THE EXERCISE:
Reproduce, word for word, the span of lines starting at the line holding "Parse this screenshot: output" and ending at the line holding "Read all visible content and emit it as JSON.". Omit every picture.

ITEMS:

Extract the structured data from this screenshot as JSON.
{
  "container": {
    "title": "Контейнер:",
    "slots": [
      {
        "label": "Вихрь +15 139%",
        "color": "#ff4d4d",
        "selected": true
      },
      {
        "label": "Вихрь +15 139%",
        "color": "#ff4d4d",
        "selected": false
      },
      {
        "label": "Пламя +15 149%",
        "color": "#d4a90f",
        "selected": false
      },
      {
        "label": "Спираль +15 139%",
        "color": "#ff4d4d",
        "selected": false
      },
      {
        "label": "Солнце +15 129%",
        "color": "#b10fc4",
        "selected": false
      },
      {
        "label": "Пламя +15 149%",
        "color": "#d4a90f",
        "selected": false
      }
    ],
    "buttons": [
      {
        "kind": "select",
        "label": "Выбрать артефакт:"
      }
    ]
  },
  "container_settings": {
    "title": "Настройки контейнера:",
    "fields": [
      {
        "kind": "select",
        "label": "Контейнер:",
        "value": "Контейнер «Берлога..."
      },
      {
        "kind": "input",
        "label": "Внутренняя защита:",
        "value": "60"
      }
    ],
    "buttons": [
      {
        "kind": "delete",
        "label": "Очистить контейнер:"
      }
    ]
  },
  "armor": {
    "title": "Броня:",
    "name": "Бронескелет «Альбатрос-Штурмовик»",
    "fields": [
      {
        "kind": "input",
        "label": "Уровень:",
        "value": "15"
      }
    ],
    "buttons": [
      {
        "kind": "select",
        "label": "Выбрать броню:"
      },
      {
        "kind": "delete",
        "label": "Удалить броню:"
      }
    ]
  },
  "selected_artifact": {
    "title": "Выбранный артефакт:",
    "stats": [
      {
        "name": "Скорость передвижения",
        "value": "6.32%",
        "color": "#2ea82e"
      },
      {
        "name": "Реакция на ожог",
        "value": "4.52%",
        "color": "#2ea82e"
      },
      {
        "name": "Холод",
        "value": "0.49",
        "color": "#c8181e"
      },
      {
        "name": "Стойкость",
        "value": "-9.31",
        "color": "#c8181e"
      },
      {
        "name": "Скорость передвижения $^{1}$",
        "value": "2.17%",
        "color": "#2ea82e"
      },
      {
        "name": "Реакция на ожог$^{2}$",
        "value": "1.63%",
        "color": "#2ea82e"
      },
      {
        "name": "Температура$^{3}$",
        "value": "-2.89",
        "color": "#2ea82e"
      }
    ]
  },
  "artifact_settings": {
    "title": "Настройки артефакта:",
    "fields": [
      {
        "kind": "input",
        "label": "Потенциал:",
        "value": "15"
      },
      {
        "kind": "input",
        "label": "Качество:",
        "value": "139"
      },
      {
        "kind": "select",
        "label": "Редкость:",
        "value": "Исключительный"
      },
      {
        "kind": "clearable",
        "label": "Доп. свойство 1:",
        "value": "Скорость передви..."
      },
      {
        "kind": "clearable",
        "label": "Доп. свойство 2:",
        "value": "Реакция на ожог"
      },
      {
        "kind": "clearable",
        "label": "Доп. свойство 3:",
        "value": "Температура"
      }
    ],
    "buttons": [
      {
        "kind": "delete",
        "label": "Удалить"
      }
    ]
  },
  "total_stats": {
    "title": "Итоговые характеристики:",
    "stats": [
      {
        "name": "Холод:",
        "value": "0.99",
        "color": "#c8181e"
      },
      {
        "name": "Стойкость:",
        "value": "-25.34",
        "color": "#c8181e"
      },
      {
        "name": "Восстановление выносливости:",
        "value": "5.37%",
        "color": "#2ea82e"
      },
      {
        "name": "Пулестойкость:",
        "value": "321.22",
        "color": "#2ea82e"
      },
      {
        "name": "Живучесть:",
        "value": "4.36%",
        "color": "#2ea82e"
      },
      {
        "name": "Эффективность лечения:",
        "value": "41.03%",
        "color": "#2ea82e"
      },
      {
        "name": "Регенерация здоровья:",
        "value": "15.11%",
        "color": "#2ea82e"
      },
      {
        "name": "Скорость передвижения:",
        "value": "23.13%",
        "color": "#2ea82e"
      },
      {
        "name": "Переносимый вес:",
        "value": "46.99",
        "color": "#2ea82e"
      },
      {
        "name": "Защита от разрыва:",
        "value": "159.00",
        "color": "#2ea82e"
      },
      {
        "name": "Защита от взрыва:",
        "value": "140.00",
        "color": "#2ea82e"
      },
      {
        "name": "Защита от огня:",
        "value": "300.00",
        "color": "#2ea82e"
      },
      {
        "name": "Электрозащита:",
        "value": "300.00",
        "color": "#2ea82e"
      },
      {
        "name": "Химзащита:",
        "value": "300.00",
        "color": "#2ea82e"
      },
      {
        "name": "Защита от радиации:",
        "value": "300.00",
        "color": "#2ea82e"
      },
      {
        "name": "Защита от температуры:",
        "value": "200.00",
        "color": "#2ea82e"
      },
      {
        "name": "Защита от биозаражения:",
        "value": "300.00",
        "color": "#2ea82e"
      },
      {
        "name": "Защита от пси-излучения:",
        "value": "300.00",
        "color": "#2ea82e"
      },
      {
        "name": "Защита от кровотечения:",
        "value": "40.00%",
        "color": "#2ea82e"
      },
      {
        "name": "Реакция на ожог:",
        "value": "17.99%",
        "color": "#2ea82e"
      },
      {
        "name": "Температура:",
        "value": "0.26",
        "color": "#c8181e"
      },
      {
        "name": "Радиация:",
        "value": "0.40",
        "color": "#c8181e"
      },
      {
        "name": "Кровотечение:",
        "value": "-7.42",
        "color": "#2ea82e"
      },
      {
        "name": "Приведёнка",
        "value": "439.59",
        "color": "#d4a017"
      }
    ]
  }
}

--

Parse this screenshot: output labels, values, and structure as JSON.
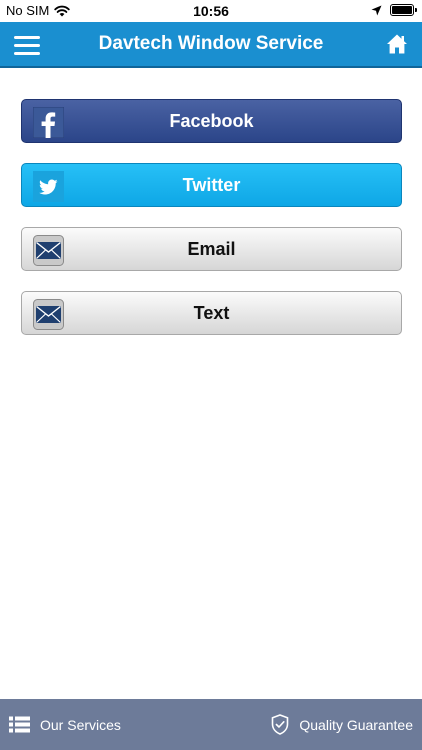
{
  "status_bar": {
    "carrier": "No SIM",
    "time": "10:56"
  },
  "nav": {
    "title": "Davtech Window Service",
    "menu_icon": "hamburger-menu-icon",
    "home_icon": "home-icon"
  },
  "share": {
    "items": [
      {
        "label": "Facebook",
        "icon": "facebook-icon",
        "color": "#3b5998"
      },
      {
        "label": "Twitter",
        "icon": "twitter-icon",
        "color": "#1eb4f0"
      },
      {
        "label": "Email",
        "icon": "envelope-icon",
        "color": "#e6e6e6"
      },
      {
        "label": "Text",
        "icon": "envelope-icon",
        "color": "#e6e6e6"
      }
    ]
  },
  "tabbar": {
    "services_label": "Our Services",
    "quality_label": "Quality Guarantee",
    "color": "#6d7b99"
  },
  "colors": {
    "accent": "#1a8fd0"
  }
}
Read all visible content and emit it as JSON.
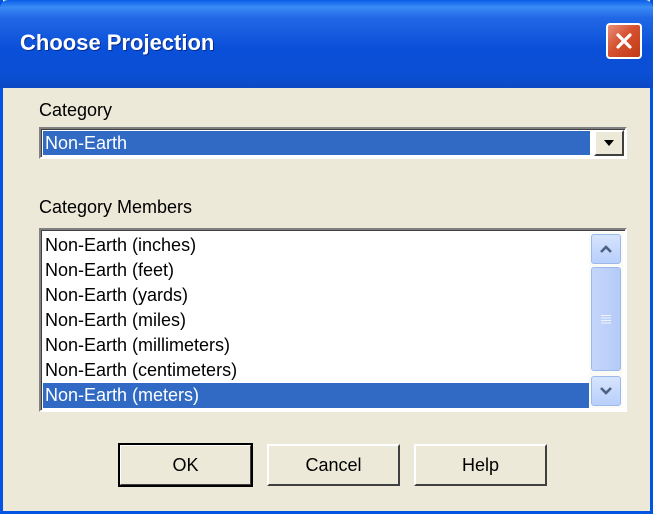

WRITTEN SOLUTION:
Parse this screenshot: output labels, values, and structure as JSON.
{
  "status_bar": {
    "carrier": "No SIM",
    "time": "10:56"
  },
  "nav": {
    "title": "Davtech Window Service",
    "menu_icon": "hamburger-menu-icon",
    "home_icon": "home-icon"
  },
  "share": {
    "items": [
      {
        "label": "Facebook",
        "icon": "facebook-icon",
        "color": "#3b5998"
      },
      {
        "label": "Twitter",
        "icon": "twitter-icon",
        "color": "#1eb4f0"
      },
      {
        "label": "Email",
        "icon": "envelope-icon",
        "color": "#e6e6e6"
      },
      {
        "label": "Text",
        "icon": "envelope-icon",
        "color": "#e6e6e6"
      }
    ]
  },
  "tabbar": {
    "services_label": "Our Services",
    "quality_label": "Quality Guarantee",
    "color": "#6d7b99"
  },
  "colors": {
    "accent": "#1a8fd0"
  }
}
Read all visible content and emit it as JSON.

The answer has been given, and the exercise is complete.